▼
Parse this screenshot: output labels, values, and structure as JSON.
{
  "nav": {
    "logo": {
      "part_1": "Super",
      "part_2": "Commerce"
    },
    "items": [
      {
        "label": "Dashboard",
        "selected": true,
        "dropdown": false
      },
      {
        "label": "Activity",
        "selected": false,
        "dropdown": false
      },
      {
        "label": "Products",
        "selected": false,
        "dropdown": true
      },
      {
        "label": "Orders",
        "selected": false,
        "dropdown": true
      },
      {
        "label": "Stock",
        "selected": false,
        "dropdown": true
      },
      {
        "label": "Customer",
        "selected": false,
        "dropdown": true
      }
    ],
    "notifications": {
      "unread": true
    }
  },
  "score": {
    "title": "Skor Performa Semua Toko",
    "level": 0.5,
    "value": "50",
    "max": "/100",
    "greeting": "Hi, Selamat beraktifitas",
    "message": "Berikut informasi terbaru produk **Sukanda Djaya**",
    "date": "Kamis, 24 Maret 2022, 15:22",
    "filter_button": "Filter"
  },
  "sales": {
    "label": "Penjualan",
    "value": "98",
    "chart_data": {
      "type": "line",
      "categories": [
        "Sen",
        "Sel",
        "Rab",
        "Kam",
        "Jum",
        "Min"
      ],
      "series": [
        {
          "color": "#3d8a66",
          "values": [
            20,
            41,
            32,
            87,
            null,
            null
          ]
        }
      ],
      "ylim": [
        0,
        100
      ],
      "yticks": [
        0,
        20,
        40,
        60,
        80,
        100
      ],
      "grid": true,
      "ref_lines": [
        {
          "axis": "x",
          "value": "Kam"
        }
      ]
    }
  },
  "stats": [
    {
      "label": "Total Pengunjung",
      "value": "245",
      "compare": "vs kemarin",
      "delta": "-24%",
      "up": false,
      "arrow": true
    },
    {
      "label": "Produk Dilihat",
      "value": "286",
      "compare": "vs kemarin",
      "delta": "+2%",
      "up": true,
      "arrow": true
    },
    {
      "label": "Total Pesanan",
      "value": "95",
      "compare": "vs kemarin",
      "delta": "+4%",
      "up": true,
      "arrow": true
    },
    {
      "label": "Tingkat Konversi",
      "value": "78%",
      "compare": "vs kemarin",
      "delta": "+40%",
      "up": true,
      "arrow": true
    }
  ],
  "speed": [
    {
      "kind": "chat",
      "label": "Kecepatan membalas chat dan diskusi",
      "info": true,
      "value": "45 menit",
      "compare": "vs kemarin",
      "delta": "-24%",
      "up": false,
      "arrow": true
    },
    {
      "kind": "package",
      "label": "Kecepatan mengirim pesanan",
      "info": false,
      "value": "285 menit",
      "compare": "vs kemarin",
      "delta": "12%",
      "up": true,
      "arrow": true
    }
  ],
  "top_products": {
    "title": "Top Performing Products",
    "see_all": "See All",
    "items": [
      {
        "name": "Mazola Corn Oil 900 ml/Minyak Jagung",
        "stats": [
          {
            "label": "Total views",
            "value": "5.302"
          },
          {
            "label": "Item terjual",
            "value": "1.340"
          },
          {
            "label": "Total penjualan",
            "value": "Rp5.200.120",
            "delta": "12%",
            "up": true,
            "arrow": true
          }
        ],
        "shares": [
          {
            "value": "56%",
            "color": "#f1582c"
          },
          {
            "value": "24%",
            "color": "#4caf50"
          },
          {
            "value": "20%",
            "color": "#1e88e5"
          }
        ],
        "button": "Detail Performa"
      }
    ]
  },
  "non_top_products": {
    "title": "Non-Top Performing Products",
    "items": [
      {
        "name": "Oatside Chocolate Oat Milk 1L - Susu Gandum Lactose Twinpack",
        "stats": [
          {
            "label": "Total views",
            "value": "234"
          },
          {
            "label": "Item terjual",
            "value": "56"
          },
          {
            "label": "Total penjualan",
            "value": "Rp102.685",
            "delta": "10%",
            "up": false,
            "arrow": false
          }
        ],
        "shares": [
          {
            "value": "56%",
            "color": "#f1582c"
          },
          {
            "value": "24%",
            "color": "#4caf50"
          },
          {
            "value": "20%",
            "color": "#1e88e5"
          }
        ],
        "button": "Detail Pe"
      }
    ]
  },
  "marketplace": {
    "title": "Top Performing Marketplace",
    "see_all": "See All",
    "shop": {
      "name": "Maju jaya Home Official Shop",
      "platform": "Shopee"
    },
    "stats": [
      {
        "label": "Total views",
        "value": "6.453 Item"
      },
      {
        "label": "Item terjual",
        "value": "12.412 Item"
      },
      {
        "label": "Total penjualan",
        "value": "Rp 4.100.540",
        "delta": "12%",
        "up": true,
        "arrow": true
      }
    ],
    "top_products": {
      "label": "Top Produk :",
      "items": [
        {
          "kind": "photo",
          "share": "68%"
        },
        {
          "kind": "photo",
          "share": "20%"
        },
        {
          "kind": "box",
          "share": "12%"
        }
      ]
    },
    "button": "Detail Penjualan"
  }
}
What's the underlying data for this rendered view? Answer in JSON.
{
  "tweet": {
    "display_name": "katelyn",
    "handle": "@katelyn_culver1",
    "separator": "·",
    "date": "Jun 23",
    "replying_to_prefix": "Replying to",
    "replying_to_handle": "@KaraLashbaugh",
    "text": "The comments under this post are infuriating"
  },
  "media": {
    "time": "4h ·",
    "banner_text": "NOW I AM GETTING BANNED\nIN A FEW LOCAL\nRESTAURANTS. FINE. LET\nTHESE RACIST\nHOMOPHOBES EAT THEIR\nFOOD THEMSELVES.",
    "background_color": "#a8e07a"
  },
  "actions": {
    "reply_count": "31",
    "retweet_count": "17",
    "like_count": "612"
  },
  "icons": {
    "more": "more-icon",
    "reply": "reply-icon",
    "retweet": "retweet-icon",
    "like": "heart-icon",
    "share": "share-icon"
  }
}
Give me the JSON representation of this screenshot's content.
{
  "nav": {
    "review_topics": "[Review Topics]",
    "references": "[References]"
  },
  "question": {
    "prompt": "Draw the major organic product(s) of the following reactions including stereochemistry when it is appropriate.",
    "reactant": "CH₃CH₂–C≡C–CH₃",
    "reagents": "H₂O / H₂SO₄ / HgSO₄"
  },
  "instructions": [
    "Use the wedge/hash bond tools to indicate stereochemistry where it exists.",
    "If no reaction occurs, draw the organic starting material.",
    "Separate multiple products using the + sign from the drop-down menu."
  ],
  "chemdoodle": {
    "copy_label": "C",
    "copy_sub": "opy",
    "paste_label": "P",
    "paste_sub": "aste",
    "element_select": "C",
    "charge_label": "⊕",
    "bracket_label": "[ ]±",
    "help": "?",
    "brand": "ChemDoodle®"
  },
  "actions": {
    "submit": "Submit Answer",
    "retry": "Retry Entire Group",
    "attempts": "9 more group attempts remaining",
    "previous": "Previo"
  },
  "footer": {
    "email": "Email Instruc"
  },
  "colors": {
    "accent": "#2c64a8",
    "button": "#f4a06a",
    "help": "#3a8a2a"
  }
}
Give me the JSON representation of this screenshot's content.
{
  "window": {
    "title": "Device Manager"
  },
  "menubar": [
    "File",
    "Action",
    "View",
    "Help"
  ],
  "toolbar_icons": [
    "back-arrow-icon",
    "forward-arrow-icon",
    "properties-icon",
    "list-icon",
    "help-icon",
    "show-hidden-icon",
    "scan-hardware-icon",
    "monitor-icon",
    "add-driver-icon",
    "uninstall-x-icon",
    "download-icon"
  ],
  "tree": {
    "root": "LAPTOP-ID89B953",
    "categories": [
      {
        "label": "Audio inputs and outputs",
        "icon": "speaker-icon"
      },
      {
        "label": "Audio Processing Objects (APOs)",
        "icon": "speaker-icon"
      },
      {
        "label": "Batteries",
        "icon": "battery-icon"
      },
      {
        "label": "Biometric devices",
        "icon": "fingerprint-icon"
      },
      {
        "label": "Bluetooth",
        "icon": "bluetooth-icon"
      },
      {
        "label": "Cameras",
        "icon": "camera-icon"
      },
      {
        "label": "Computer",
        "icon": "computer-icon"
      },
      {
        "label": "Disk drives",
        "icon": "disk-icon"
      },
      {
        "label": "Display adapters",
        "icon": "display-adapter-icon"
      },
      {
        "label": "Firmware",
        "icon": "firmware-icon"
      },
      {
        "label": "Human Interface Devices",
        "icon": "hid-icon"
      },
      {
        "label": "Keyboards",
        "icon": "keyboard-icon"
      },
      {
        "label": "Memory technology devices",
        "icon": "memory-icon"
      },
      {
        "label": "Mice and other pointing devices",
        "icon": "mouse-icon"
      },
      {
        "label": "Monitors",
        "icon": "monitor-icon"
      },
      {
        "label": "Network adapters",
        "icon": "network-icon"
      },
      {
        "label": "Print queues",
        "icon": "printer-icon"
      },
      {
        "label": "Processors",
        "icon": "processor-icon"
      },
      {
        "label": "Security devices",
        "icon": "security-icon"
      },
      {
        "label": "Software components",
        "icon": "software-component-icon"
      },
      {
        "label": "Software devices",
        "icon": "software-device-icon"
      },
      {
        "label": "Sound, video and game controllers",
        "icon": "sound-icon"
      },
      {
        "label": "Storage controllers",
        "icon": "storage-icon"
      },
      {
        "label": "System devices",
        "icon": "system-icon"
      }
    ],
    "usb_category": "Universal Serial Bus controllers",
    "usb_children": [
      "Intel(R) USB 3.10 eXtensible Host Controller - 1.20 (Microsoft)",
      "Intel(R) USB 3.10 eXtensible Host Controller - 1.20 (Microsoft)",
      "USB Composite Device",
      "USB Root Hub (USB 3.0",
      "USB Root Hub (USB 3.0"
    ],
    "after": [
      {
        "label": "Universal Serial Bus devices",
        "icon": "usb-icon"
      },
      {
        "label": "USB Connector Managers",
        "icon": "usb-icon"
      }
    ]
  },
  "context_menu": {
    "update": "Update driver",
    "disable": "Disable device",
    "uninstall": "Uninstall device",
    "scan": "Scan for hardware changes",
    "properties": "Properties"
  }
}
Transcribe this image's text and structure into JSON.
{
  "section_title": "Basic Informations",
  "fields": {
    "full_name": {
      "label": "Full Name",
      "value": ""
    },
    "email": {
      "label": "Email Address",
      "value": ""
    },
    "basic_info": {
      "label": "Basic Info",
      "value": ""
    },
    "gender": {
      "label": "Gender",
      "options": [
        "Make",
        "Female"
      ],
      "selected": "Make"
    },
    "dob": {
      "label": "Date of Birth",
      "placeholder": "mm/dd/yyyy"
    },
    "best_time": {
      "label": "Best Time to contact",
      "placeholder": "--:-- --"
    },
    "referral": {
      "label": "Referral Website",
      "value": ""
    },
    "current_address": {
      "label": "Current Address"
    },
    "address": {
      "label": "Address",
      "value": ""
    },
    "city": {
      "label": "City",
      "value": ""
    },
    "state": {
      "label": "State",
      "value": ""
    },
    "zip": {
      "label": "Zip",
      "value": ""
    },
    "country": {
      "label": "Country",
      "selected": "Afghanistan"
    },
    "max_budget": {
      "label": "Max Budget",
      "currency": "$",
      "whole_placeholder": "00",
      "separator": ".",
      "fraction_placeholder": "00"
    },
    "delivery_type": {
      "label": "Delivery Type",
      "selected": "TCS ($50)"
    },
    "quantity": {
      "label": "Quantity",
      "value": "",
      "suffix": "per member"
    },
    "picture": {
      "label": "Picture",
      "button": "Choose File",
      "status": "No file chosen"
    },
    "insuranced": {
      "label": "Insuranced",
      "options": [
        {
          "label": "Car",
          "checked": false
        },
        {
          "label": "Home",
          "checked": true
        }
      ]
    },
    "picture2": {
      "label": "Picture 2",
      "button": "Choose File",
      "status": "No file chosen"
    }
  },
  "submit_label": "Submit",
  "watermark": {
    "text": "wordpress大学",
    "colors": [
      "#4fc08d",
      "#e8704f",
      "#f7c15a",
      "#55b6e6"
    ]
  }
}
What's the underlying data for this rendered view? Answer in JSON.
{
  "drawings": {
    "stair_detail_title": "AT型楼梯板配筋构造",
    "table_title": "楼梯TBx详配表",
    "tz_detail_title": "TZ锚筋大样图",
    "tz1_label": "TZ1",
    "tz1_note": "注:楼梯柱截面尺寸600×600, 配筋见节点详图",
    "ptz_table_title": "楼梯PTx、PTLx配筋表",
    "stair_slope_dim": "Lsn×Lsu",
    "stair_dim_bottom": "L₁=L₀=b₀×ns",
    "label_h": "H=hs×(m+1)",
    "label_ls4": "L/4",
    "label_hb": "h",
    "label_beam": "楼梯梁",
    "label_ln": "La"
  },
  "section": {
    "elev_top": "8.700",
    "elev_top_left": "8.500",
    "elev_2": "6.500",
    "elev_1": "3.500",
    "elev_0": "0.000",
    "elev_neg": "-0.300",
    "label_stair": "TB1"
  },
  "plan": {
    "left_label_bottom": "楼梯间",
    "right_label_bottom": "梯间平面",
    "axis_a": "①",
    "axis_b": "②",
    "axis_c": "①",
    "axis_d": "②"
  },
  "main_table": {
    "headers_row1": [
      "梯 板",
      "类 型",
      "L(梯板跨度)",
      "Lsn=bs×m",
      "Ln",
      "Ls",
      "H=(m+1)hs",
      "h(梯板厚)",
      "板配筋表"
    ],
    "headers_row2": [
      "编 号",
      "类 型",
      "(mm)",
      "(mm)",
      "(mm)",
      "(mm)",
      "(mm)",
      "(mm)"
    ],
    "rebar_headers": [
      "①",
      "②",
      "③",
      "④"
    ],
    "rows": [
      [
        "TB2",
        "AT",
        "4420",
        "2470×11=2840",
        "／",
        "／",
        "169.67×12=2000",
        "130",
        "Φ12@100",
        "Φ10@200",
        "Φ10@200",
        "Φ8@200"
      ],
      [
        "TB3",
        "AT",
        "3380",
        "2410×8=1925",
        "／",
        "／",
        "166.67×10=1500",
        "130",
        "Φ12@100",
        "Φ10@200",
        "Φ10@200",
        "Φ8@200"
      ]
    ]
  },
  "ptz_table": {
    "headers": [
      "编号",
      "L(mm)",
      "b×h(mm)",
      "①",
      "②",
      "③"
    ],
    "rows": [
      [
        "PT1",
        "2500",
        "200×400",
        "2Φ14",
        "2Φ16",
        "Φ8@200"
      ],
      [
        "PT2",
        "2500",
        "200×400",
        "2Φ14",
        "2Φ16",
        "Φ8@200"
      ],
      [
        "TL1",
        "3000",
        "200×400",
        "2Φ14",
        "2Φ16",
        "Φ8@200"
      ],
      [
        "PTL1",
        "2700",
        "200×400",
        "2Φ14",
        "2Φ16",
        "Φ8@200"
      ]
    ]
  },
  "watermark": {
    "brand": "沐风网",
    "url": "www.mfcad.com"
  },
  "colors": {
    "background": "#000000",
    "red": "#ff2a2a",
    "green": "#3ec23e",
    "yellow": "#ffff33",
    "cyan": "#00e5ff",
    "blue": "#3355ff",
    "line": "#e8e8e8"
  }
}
▲
Pick out and copy every line that contains the word "Audio".

        "label": "Audio inputs and outputs",
        "label": "Audio Processing Objects (APOs)",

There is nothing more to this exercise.